## Request
The listing beneath should be written out in full, exactly as shown.

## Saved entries
○ ○ ○ ○ ○
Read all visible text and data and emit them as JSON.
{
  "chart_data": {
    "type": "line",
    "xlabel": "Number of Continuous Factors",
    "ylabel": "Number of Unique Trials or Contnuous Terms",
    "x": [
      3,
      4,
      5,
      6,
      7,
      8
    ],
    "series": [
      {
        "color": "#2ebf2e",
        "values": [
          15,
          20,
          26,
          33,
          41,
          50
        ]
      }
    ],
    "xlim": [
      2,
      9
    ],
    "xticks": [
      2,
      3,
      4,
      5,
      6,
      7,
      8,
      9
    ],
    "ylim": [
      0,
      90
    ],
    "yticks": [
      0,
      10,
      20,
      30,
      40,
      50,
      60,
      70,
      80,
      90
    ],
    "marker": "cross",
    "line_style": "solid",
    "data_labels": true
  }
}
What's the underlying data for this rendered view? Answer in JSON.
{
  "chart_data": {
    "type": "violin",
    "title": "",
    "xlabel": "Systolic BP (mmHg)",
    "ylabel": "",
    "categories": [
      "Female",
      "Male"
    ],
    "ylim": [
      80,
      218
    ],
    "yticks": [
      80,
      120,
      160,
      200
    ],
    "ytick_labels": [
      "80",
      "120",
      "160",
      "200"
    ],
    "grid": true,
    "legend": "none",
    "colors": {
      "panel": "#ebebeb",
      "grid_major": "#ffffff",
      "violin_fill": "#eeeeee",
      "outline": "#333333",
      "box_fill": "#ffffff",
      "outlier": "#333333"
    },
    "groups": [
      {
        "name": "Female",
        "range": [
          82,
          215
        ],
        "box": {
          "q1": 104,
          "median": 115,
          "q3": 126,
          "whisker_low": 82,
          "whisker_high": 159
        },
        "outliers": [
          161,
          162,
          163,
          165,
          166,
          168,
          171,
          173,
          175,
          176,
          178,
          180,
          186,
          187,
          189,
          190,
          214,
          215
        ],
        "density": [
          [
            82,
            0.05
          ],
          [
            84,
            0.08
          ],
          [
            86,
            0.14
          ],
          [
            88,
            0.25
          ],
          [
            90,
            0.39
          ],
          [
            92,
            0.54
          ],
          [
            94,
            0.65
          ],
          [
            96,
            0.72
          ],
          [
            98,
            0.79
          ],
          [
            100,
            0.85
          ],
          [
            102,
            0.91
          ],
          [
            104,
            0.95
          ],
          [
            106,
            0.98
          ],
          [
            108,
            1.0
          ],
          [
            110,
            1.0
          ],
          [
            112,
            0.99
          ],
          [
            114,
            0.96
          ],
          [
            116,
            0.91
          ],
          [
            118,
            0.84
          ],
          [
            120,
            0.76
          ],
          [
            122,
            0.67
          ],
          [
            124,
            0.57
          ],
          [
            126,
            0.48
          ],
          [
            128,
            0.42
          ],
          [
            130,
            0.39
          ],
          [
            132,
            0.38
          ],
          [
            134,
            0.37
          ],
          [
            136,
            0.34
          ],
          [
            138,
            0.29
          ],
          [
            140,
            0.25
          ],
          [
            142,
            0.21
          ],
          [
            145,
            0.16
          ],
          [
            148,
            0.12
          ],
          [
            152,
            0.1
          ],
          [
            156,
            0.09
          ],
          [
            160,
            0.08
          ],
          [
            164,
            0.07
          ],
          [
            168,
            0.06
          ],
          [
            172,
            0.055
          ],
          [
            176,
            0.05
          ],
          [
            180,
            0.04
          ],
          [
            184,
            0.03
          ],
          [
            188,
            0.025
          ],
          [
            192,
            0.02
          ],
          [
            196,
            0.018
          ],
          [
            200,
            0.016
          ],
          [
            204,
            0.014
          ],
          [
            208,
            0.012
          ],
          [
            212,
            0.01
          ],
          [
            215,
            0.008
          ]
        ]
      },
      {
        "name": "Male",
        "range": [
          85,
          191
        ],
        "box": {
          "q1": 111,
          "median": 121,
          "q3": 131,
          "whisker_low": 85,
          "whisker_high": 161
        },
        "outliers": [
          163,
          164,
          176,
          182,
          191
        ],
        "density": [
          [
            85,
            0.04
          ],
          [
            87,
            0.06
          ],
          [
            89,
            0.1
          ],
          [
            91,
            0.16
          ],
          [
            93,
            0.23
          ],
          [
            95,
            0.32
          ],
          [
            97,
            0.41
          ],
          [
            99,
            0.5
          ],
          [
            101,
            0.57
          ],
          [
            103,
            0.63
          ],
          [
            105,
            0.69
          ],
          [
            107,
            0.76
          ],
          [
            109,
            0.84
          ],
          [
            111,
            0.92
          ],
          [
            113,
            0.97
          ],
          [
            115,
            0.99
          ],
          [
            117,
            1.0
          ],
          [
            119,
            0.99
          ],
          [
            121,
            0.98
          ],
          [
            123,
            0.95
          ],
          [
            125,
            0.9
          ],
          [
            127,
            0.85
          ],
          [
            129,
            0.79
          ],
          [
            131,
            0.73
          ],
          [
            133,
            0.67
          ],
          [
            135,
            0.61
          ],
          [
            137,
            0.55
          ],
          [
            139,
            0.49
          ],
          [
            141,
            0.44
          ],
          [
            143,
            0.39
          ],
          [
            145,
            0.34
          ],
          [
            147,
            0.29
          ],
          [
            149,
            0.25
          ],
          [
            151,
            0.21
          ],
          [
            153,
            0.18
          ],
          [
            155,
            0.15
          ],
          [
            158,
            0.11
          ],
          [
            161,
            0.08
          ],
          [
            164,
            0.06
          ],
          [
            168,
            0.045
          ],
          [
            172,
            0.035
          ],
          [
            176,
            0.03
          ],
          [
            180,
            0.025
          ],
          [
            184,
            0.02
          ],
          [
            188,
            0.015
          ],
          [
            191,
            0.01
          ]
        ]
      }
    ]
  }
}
○ ○ ○ ○ ○
## Worked answer
Read all visible text and data and emit them as JSON.
{
  "chart_data": {
    "type": "line",
    "xlabel": "Number of Continuous Factors",
    "ylabel": "Number of Unique Trials or Contnuous Terms",
    "x": [
      3,
      4,
      5,
      6,
      7,
      8
    ],
    "series": [
      {
        "color": "#2ebf2e",
        "values": [
          15,
          20,
          26,
          33,
          41,
          50
        ]
      }
    ],
    "xlim": [
      2,
      9
    ],
    "xticks": [
      2,
      3,
      4,
      5,
      6,
      7,
      8,
      9
    ],
    "ylim": [
      0,
      90
    ],
    "yticks": [
      0,
      10,
      20,
      30,
      40,
      50,
      60,
      70,
      80,
      90
    ],
    "marker": "cross",
    "line_style": "solid",
    "data_labels": true
  }
}
What's the underlying data for this rendered view? Answer in JSON.
{
  "chart_data": {
    "type": "violin",
    "title": "",
    "xlabel": "Systolic BP (mmHg)",
    "ylabel": "",
    "categories": [
      "Female",
      "Male"
    ],
    "ylim": [
      80,
      218
    ],
    "yticks": [
      80,
      120,
      160,
      200
    ],
    "ytick_labels": [
      "80",
      "120",
      "160",
      "200"
    ],
    "grid": true,
    "legend": "none",
    "colors": {
      "panel": "#ebebeb",
      "grid_major": "#ffffff",
      "violin_fill": "#eeeeee",
      "outline": "#333333",
      "box_fill": "#ffffff",
      "outlier": "#333333"
    },
    "groups": [
      {
        "name": "Female",
        "range": [
          82,
          215
        ],
        "box": {
          "q1": 104,
          "median": 115,
          "q3": 126,
          "whisker_low": 82,
          "whisker_high": 159
        },
        "outliers": [
          161,
          162,
          163,
          165,
          166,
          168,
          171,
          173,
          175,
          176,
          178,
          180,
          186,
          187,
          189,
          190,
          214,
          215
        ],
        "density": [
          [
            82,
            0.05
          ],
          [
            84,
            0.08
          ],
          [
            86,
            0.14
          ],
          [
            88,
            0.25
          ],
          [
            90,
            0.39
          ],
          [
            92,
            0.54
          ],
          [
            94,
            0.65
          ],
          [
            96,
            0.72
          ],
          [
            98,
            0.79
          ],
          [
            100,
            0.85
          ],
          [
            102,
            0.91
          ],
          [
            104,
            0.95
          ],
          [
            106,
            0.98
          ],
          [
            108,
            1.0
          ],
          [
            110,
            1.0
          ],
          [
            112,
            0.99
          ],
          [
            114,
            0.96
          ],
          [
            116,
            0.91
          ],
          [
            118,
            0.84
          ],
          [
            120,
            0.76
          ],
          [
            122,
            0.67
          ],
          [
            124,
            0.57
          ],
          [
            126,
            0.48
          ],
          [
            128,
            0.42
          ],
          [
            130,
            0.39
          ],
          [
            132,
            0.38
          ],
          [
            134,
            0.37
          ],
          [
            136,
            0.34
          ],
          [
            138,
            0.29
          ],
          [
            140,
            0.25
          ],
          [
            142,
            0.21
          ],
          [
            145,
            0.16
          ],
          [
            148,
            0.12
          ],
          [
            152,
            0.1
          ],
          [
            156,
            0.09
          ],
          [
            160,
            0.08
          ],
          [
            164,
            0.07
          ],
          [
            168,
            0.06
          ],
          [
            172,
            0.055
          ],
          [
            176,
            0.05
          ],
          [
            180,
            0.04
          ],
          [
            184,
            0.03
          ],
          [
            188,
            0.025
          ],
          [
            192,
            0.02
          ],
          [
            196,
            0.018
          ],
          [
            200,
            0.016
          ],
          [
            204,
            0.014
          ],
          [
            208,
            0.012
          ],
          [
            212,
            0.01
          ],
          [
            215,
            0.008
          ]
        ]
      },
      {
        "name": "Male",
        "range": [
          85,
          191
        ],
        "box": {
          "q1": 111,
          "median": 121,
          "q3": 131,
          "whisker_low": 85,
          "whisker_high": 161
        },
        "outliers": [
          163,
          164,
          176,
          182,
          191
        ],
        "density": [
          [
            85,
            0.04
          ],
          [
            87,
            0.06
          ],
          [
            89,
            0.1
          ],
          [
            91,
            0.16
          ],
          [
            93,
            0.23
          ],
          [
            95,
            0.32
          ],
          [
            97,
            0.41
          ],
          [
            99,
            0.5
          ],
          [
            101,
            0.57
          ],
          [
            103,
            0.63
          ],
          [
            105,
            0.69
          ],
          [
            107,
            0.76
          ],
          [
            109,
            0.84
          ],
          [
            111,
            0.92
          ],
          [
            113,
            0.97
          ],
          [
            115,
            0.99
          ],
          [
            117,
            1.0
          ],
          [
            119,
            0.99
          ],
          [
            121,
            0.98
          ],
          [
            123,
            0.95
          ],
          [
            125,
            0.9
          ],
          [
            127,
            0.85
          ],
          [
            129,
            0.79
          ],
          [
            131,
            0.73
          ],
          [
            133,
            0.67
          ],
          [
            135,
            0.61
          ],
          [
            137,
            0.55
          ],
          [
            139,
            0.49
          ],
          [
            141,
            0.44
          ],
          [
            143,
            0.39
          ],
          [
            145,
            0.34
          ],
          [
            147,
            0.29
          ],
          [
            149,
            0.25
          ],
          [
            151,
            0.21
          ],
          [
            153,
            0.18
          ],
          [
            155,
            0.15
          ],
          [
            158,
            0.11
          ],
          [
            161,
            0.08
          ],
          [
            164,
            0.06
          ],
          [
            168,
            0.045
          ],
          [
            172,
            0.035
          ],
          [
            176,
            0.03
          ],
          [
            180,
            0.025
          ],
          [
            184,
            0.02
          ],
          [
            188,
            0.015
          ],
          [
            191,
            0.01
          ]
        ]
      }
    ]
  }
}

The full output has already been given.